## Dataset entries:
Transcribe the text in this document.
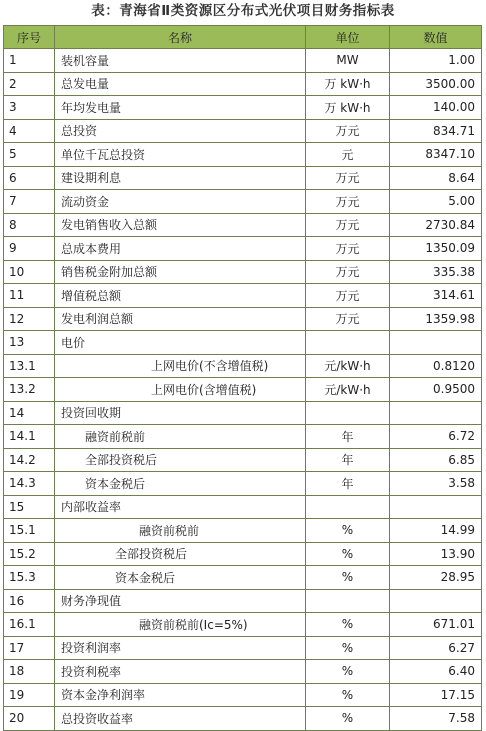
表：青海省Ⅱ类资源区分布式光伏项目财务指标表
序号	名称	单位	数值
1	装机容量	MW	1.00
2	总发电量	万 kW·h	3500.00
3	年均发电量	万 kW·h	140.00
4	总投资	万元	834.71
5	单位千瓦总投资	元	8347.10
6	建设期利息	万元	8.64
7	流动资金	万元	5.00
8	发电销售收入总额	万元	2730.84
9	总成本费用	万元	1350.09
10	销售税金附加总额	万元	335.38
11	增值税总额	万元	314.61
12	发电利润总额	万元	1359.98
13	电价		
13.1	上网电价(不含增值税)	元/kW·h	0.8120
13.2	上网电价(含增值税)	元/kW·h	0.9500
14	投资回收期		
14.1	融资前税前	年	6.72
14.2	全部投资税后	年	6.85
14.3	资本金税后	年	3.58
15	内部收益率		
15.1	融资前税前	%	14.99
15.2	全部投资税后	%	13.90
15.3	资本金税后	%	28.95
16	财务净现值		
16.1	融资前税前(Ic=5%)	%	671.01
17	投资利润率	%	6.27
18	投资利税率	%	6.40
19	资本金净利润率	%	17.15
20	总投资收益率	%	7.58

* * *

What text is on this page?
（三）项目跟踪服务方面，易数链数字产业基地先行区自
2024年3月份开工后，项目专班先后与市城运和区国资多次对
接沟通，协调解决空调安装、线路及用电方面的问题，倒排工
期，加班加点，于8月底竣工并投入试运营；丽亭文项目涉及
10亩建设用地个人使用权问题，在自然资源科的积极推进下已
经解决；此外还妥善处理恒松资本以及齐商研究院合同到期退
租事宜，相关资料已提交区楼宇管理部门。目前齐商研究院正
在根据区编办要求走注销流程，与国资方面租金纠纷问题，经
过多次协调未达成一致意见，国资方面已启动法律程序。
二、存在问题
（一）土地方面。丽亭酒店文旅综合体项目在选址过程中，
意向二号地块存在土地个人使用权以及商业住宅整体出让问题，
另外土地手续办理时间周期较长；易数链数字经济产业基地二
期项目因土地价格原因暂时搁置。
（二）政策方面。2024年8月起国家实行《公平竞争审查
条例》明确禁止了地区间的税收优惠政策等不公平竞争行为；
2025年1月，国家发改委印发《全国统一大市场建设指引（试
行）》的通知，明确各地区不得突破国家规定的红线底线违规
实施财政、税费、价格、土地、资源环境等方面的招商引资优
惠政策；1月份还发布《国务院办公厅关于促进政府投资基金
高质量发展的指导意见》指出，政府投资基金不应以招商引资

---

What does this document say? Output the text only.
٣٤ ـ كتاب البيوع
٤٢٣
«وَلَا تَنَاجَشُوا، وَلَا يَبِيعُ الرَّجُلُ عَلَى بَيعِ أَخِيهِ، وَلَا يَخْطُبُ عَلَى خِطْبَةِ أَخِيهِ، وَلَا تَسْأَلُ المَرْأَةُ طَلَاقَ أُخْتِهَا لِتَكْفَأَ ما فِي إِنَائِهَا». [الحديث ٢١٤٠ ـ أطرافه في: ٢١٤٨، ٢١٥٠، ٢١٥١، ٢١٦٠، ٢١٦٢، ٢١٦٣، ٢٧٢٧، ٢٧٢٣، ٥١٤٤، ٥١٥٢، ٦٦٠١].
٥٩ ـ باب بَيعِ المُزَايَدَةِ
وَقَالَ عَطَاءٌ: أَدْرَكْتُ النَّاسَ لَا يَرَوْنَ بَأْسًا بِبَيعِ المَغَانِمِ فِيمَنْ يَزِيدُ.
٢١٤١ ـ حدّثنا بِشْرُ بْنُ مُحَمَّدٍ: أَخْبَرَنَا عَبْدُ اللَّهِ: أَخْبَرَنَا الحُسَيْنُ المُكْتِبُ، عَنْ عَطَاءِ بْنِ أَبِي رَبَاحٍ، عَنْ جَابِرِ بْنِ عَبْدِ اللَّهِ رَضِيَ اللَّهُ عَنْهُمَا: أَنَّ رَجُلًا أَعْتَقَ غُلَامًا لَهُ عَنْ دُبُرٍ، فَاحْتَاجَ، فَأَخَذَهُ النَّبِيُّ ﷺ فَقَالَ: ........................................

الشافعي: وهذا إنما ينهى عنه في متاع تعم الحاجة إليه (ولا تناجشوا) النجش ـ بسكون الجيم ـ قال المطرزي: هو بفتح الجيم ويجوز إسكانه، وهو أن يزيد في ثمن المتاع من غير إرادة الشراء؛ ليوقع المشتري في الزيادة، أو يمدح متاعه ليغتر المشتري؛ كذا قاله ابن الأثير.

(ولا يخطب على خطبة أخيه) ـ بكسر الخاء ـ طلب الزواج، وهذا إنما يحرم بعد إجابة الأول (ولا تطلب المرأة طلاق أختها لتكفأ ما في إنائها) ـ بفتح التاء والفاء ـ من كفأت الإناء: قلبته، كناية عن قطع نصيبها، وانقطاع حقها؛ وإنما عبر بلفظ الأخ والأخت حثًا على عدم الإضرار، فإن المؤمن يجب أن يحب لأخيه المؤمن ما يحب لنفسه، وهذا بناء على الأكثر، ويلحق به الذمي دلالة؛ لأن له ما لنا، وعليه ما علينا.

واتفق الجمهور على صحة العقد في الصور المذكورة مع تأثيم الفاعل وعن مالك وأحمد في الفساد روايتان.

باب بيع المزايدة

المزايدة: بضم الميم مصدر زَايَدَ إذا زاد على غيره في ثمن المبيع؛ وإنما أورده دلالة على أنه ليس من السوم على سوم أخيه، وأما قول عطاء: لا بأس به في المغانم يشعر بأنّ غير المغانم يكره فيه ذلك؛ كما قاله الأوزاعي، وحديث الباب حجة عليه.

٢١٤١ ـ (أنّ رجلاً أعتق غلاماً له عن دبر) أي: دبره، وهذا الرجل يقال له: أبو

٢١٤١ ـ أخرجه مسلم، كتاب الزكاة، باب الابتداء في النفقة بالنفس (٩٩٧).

## SHORT TASK:
Pull every line containing the word "المزايدة" out of the material.

## FINISHED EXERCISE:
باب بيع المزايدة
المزايدة: بضم الميم مصدر زَايَدَ إذا زاد على غيره في ثمن المبيع؛ وإنما أورده دلالة على أنه ليس من السوم على سوم أخيه، وأما قول عطاء: لا بأس به في المغانم يشعر بأنّ غير المغانم يكره فيه ذلك؛ كما قاله الأوزاعي، وحديث الباب حجة عليه.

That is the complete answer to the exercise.